Source records
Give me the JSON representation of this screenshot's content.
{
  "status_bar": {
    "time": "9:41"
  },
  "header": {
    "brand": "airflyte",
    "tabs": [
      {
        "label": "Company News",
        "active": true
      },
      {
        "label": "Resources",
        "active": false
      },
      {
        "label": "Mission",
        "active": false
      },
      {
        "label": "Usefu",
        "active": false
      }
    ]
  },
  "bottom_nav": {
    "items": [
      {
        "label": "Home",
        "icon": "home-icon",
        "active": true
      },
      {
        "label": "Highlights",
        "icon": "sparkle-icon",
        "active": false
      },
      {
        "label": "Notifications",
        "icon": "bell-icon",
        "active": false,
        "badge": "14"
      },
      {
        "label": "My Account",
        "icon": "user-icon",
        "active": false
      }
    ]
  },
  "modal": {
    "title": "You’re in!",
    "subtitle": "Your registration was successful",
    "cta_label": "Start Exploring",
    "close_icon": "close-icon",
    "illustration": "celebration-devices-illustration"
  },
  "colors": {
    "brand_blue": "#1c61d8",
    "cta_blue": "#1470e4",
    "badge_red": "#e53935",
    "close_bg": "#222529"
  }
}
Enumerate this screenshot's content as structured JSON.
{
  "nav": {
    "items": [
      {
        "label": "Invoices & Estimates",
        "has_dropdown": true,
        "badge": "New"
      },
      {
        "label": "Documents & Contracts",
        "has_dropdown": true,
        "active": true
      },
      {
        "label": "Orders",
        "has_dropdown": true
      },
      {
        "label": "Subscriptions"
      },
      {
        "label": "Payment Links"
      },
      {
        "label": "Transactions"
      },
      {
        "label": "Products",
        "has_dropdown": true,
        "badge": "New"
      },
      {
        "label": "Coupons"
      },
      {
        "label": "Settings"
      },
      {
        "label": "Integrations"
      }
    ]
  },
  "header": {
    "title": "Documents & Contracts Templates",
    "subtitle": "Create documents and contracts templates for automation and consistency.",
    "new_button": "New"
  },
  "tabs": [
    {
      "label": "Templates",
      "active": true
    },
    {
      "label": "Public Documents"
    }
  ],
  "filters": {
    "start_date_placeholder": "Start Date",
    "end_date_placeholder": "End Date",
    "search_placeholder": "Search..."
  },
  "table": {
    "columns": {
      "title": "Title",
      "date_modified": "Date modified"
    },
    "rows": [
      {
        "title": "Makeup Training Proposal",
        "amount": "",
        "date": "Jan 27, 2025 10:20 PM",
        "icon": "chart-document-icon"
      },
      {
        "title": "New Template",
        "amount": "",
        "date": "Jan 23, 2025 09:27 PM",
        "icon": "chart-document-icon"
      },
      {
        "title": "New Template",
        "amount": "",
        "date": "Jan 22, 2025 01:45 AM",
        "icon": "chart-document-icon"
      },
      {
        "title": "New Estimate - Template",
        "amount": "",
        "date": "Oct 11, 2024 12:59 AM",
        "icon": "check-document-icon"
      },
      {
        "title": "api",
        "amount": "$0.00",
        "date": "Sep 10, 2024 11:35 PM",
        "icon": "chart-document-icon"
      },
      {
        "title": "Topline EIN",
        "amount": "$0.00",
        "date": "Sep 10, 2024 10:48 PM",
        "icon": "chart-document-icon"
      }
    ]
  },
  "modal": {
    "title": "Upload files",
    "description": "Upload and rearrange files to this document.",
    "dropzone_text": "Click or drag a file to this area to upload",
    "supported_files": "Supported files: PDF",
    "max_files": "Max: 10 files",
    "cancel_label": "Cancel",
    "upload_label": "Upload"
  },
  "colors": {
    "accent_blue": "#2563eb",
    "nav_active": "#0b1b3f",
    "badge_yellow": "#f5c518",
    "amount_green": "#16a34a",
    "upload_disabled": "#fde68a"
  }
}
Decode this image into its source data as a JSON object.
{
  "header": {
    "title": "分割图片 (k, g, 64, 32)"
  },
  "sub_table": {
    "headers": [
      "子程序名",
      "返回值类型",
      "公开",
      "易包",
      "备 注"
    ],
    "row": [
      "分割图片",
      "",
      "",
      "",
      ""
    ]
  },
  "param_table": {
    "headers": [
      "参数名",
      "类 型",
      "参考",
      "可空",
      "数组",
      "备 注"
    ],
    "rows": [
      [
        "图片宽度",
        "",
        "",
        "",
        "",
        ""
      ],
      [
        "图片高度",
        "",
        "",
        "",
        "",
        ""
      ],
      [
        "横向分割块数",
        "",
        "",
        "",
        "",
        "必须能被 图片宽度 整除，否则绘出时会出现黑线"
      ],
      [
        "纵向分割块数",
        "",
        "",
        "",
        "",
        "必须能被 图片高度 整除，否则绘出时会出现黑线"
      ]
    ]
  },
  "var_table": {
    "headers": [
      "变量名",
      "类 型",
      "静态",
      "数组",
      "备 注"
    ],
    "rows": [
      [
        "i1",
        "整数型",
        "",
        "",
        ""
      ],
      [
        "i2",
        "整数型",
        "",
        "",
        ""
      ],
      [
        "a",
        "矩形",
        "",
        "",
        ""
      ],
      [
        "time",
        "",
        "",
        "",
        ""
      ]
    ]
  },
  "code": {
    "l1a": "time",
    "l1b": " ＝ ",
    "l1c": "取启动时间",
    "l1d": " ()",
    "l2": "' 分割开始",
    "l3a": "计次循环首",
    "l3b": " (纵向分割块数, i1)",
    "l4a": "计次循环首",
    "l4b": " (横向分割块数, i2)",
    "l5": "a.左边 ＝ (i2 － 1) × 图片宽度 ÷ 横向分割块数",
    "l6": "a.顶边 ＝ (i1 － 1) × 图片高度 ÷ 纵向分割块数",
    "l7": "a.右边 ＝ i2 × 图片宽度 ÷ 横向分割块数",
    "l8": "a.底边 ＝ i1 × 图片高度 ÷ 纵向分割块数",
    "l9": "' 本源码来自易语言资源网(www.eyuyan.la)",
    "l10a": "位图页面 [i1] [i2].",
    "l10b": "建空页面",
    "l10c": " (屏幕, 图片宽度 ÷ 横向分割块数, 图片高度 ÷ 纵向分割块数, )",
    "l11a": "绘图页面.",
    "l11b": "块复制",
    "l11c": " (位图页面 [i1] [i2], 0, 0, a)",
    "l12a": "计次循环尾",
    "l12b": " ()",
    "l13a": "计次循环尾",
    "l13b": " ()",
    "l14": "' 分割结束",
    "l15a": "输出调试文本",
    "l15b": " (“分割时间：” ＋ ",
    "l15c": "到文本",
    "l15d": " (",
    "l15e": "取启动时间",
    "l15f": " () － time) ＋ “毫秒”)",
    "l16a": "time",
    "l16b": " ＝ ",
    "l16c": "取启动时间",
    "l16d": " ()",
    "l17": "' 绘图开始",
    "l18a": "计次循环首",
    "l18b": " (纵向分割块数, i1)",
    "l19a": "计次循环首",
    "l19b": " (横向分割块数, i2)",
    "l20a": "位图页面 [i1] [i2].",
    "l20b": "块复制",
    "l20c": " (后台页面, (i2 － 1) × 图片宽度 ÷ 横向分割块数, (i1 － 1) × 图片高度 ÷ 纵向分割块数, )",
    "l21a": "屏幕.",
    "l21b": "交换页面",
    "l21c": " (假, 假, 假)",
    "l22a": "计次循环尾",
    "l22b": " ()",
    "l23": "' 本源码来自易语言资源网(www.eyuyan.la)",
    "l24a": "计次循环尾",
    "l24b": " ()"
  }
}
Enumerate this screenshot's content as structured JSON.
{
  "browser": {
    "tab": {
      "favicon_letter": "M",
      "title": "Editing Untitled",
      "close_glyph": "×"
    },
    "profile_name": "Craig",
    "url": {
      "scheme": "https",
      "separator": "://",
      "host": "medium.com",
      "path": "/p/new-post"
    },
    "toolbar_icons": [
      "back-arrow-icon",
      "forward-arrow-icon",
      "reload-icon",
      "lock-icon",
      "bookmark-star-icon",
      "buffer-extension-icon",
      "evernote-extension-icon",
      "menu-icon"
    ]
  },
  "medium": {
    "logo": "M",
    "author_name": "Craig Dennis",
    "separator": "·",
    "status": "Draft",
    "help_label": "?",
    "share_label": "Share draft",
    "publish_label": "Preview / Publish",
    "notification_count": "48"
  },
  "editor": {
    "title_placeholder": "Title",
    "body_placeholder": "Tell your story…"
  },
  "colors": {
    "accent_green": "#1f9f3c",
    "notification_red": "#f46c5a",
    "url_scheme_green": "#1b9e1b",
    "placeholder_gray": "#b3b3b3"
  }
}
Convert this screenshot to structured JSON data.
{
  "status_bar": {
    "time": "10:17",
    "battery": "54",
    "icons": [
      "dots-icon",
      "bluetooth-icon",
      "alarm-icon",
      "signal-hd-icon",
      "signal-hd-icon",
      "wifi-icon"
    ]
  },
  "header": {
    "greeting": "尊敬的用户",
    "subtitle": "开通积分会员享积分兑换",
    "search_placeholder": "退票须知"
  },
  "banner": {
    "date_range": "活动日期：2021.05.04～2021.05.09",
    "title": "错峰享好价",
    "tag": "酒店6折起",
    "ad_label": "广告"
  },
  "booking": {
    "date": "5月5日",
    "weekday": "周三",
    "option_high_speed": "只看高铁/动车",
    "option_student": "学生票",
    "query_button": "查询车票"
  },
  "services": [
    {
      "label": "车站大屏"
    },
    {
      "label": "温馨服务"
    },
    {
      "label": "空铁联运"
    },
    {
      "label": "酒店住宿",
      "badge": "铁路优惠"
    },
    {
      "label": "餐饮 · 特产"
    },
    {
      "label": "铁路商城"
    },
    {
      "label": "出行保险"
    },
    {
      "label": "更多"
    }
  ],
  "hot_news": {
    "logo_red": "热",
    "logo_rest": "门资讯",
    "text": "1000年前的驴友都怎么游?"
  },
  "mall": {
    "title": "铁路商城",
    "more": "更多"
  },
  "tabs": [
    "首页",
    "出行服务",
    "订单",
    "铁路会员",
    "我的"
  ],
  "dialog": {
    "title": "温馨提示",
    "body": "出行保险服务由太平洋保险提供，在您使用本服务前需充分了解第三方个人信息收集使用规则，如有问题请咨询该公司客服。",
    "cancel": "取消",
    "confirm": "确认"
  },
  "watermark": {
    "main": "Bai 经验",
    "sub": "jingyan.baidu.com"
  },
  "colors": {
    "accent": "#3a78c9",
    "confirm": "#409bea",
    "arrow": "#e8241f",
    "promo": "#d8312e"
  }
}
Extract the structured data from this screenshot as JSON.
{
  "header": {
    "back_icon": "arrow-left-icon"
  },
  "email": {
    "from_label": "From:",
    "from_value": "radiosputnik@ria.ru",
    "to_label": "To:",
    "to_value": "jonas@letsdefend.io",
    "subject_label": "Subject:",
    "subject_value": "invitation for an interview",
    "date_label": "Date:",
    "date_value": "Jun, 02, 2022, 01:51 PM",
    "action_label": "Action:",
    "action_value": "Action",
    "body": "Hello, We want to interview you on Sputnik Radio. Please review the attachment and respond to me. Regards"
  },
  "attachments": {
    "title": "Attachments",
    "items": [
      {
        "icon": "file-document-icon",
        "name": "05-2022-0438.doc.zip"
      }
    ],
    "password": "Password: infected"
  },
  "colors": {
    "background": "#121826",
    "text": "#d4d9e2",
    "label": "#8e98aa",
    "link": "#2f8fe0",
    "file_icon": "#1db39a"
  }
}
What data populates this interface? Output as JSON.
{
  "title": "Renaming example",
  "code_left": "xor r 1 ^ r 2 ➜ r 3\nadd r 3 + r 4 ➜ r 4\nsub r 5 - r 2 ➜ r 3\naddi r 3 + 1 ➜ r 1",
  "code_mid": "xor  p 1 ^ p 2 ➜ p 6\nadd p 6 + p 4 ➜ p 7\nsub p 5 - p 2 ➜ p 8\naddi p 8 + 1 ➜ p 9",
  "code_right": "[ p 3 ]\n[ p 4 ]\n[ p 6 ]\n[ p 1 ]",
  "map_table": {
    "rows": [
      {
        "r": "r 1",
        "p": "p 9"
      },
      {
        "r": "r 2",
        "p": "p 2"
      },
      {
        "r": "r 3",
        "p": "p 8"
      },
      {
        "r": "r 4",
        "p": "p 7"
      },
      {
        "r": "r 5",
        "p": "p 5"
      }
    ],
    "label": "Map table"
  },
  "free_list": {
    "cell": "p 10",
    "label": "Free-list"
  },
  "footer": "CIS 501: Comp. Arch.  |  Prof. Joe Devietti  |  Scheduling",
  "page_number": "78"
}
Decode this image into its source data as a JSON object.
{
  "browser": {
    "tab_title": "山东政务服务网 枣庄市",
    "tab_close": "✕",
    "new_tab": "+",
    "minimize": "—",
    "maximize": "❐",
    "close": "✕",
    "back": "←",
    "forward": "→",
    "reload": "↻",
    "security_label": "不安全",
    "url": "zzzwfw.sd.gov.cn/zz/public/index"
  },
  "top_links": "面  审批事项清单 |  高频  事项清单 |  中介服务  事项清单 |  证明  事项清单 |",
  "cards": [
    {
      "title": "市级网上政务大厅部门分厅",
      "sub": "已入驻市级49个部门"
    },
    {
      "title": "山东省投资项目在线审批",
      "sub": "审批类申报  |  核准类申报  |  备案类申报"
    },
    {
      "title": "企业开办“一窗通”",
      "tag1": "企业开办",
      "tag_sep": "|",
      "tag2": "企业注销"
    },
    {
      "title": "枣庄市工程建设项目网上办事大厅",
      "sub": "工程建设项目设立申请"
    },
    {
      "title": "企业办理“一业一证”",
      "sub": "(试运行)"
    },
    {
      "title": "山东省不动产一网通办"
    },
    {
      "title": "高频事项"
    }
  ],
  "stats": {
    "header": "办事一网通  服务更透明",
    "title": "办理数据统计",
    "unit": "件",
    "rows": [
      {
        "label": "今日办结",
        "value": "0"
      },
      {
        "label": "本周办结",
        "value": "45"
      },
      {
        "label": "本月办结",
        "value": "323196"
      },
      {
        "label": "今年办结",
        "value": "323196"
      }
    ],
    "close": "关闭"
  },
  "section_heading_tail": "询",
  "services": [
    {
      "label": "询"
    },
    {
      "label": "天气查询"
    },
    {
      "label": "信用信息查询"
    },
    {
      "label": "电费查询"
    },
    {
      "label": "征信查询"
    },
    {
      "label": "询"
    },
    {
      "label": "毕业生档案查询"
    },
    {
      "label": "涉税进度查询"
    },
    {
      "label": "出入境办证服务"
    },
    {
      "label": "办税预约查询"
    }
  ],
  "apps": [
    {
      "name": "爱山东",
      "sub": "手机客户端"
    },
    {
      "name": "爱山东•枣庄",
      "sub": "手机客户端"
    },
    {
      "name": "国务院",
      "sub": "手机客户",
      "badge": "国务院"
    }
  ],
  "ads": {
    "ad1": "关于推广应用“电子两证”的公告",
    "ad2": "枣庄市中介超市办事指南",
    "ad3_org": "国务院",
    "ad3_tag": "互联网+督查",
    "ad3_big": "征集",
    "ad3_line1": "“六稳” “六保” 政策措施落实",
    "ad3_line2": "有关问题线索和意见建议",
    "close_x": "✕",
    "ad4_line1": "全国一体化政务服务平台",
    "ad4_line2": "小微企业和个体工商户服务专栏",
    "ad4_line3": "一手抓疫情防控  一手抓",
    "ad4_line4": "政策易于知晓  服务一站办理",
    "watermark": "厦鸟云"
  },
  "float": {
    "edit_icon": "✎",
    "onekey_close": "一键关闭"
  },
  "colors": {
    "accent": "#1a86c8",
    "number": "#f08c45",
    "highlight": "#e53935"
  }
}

Problem to solve: Out of the material above, gather each line where "interview" appears.

Final answer:
    "subject_value": "invitation for an interview",
    "body": "Hello, We want to interview you on Sputnik Radio. Please review the attachment and respond to me. Regards"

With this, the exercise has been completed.